** START MATERIALS PROVIDED **
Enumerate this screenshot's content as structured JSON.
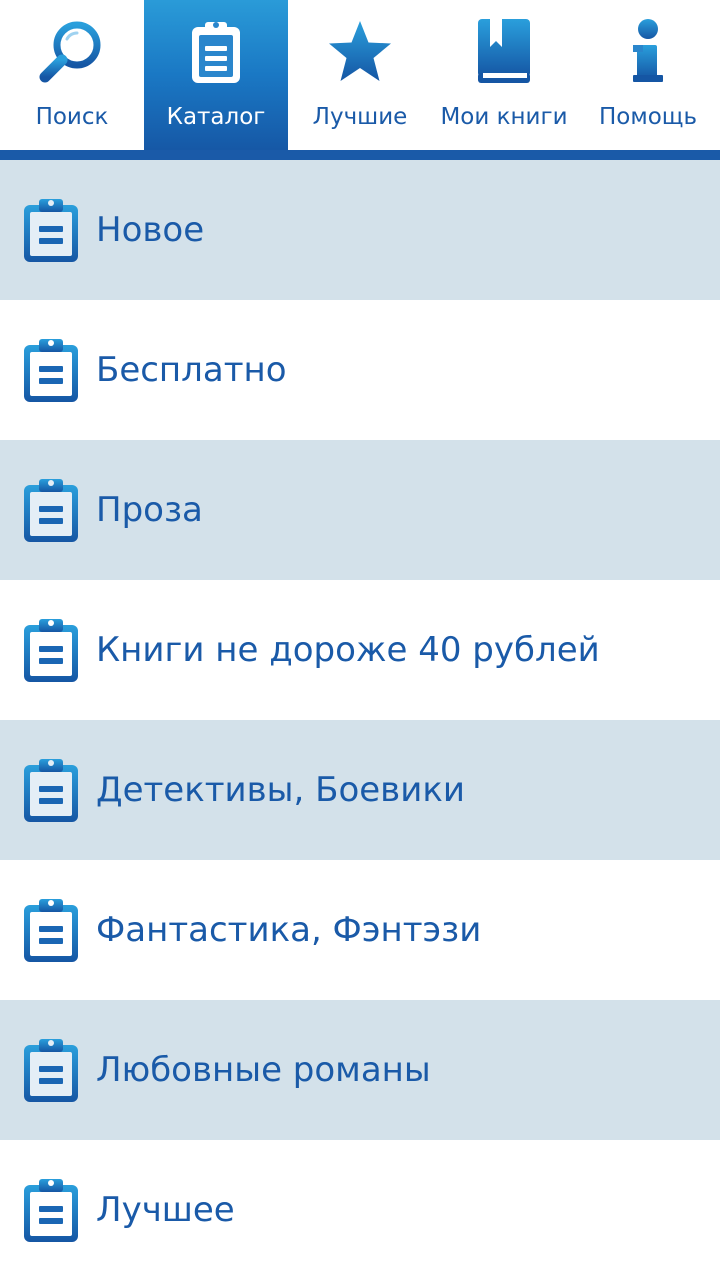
{
  "tabs": [
    {
      "label": "Поиск",
      "icon": "search-icon",
      "active": false
    },
    {
      "label": "Каталог",
      "icon": "clipboard-icon",
      "active": true
    },
    {
      "label": "Лучшие",
      "icon": "star-icon",
      "active": false
    },
    {
      "label": "Мои книги",
      "icon": "book-icon",
      "active": false
    },
    {
      "label": "Помощь",
      "icon": "info-icon",
      "active": false
    }
  ],
  "catalog": {
    "items": [
      {
        "label": "Новое",
        "icon": "clipboard-icon"
      },
      {
        "label": "Бесплатно",
        "icon": "clipboard-icon"
      },
      {
        "label": "Проза",
        "icon": "clipboard-icon"
      },
      {
        "label": "Книги не дороже 40 рублей",
        "icon": "clipboard-icon"
      },
      {
        "label": "Детективы, Боевики",
        "icon": "clipboard-icon"
      },
      {
        "label": "Фантастика, Фэнтэзи",
        "icon": "clipboard-icon"
      },
      {
        "label": "Любовные романы",
        "icon": "clipboard-icon"
      },
      {
        "label": "Лучшее",
        "icon": "clipboard-icon"
      }
    ]
  },
  "colors": {
    "accent": "#1a5aa8",
    "active_tab": "#1a78c4",
    "row_shaded": "#d3e1ea",
    "row_plain": "#ffffff"
  }
}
** END MATERIALS PROVIDED **
- **PROBLEM DETAILS**:
Return the whole listing, word for word, and leave out every picture.

- **SOLUTION TO THIS PROBLEM**:
Enumerate this screenshot's content as structured JSON.
{
  "tabs": [
    {
      "label": "Поиск",
      "icon": "search-icon",
      "active": false
    },
    {
      "label": "Каталог",
      "icon": "clipboard-icon",
      "active": true
    },
    {
      "label": "Лучшие",
      "icon": "star-icon",
      "active": false
    },
    {
      "label": "Мои книги",
      "icon": "book-icon",
      "active": false
    },
    {
      "label": "Помощь",
      "icon": "info-icon",
      "active": false
    }
  ],
  "catalog": {
    "items": [
      {
        "label": "Новое",
        "icon": "clipboard-icon"
      },
      {
        "label": "Бесплатно",
        "icon": "clipboard-icon"
      },
      {
        "label": "Проза",
        "icon": "clipboard-icon"
      },
      {
        "label": "Книги не дороже 40 рублей",
        "icon": "clipboard-icon"
      },
      {
        "label": "Детективы, Боевики",
        "icon": "clipboard-icon"
      },
      {
        "label": "Фантастика, Фэнтэзи",
        "icon": "clipboard-icon"
      },
      {
        "label": "Любовные романы",
        "icon": "clipboard-icon"
      },
      {
        "label": "Лучшее",
        "icon": "clipboard-icon"
      }
    ]
  },
  "colors": {
    "accent": "#1a5aa8",
    "active_tab": "#1a78c4",
    "row_shaded": "#d3e1ea",
    "row_plain": "#ffffff"
  }
}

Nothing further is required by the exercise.